RECORDS SHOWN –

[BEGIN]

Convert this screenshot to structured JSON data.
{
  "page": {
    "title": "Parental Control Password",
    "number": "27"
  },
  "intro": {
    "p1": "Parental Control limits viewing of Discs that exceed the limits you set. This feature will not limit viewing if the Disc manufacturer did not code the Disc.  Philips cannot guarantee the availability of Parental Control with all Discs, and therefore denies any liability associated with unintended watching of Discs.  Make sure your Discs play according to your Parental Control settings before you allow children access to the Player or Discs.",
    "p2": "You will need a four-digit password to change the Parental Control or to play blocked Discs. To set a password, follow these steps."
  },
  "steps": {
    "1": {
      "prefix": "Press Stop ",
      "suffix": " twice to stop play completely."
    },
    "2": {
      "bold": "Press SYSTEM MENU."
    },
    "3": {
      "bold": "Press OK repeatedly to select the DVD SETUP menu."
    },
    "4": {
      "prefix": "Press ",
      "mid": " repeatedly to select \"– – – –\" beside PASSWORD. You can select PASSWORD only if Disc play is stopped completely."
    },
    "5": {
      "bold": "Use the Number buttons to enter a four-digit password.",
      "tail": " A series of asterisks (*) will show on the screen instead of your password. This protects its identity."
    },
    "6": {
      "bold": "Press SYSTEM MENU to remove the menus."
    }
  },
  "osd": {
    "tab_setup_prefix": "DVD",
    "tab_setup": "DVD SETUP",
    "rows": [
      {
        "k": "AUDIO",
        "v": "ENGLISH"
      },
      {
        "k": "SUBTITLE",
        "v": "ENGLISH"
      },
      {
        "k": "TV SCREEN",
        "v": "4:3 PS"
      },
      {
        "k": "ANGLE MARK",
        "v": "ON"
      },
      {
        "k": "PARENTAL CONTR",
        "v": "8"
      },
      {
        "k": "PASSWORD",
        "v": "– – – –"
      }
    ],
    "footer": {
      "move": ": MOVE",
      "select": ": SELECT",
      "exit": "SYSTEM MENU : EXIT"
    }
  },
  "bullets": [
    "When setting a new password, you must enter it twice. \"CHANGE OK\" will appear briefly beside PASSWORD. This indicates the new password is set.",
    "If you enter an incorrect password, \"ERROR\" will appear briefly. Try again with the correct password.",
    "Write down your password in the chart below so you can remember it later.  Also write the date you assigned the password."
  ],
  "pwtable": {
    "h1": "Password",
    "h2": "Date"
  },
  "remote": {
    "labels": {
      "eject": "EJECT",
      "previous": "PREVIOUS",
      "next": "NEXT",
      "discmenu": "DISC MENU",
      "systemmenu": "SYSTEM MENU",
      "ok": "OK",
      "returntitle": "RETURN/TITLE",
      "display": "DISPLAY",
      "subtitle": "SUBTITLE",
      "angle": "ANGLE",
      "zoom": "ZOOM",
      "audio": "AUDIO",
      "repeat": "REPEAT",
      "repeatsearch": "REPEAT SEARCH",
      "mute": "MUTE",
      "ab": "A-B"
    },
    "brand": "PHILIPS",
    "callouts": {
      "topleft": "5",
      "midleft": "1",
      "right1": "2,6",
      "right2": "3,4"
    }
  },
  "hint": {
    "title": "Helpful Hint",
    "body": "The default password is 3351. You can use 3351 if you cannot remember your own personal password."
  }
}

[END]

TASK BRIEF – Counting only lines of the data above that hold "briefly", report the total and nothing else.

SOLVED EXERCISE – 2